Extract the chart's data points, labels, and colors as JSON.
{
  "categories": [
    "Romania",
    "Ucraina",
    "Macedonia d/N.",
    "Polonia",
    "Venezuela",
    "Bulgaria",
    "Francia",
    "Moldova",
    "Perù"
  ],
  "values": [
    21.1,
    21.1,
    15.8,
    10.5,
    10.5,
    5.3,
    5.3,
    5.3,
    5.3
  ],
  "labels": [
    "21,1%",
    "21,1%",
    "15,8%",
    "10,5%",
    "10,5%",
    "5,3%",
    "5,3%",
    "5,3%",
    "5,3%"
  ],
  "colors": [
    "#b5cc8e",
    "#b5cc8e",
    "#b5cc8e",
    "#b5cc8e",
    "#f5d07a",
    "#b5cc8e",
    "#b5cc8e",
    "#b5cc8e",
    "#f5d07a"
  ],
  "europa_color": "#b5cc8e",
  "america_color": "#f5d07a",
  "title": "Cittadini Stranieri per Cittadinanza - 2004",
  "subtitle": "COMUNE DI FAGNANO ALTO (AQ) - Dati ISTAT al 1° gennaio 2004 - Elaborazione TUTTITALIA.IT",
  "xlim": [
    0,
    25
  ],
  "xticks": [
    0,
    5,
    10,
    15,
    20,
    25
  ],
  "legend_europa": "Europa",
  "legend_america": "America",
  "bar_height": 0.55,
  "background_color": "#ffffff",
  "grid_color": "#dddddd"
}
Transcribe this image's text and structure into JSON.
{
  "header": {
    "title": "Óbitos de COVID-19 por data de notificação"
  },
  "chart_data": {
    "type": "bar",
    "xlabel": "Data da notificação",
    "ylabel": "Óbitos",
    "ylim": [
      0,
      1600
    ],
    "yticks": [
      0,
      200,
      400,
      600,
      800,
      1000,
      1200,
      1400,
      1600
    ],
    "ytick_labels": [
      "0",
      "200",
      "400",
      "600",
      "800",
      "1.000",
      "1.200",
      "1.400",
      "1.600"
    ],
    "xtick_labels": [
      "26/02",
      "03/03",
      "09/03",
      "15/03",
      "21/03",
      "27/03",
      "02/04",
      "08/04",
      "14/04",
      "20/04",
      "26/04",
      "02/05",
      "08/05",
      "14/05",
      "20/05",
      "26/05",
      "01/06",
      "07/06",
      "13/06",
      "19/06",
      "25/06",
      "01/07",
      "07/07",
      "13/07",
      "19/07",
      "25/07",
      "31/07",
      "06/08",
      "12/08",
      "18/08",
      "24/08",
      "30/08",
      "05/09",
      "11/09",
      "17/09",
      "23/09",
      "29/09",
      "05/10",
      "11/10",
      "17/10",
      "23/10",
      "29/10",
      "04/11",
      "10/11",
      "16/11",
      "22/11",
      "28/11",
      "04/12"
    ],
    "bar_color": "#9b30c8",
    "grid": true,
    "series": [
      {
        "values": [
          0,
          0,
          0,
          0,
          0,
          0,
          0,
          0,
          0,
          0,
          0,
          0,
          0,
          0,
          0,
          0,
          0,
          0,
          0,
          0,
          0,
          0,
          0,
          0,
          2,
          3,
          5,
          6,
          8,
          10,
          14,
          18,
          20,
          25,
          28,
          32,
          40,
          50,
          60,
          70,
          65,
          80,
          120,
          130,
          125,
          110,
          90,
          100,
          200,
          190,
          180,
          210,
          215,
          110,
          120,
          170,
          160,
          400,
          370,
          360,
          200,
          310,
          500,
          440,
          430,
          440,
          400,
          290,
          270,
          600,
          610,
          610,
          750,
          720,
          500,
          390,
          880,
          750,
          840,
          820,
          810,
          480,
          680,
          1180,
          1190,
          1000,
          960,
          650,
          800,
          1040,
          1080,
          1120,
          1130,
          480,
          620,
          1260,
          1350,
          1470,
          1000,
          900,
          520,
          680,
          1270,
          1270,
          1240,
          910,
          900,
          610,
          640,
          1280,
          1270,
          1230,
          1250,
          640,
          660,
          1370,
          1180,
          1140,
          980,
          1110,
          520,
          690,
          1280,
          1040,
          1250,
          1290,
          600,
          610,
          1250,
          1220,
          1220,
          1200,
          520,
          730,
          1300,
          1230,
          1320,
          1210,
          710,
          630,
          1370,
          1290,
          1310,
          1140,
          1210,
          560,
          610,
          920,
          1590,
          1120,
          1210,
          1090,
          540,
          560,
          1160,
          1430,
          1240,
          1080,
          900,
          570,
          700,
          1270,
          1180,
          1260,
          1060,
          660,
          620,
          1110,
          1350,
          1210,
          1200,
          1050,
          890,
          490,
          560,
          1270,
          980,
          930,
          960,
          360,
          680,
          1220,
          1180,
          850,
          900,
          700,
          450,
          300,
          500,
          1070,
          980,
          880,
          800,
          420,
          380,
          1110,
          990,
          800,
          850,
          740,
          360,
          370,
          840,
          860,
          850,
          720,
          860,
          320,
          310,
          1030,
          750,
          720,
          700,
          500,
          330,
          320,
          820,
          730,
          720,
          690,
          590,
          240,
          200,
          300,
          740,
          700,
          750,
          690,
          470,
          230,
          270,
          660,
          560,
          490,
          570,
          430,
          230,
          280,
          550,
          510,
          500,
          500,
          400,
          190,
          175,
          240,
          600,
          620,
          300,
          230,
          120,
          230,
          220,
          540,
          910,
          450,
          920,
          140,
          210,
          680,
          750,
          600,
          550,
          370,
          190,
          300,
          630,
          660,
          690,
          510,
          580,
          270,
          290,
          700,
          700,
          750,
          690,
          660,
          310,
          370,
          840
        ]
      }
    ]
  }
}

WHAT IS EXPECTED
Count how many lines above include the word "Óbitos" and answer with that figure only.

EXERCISE RESULT
2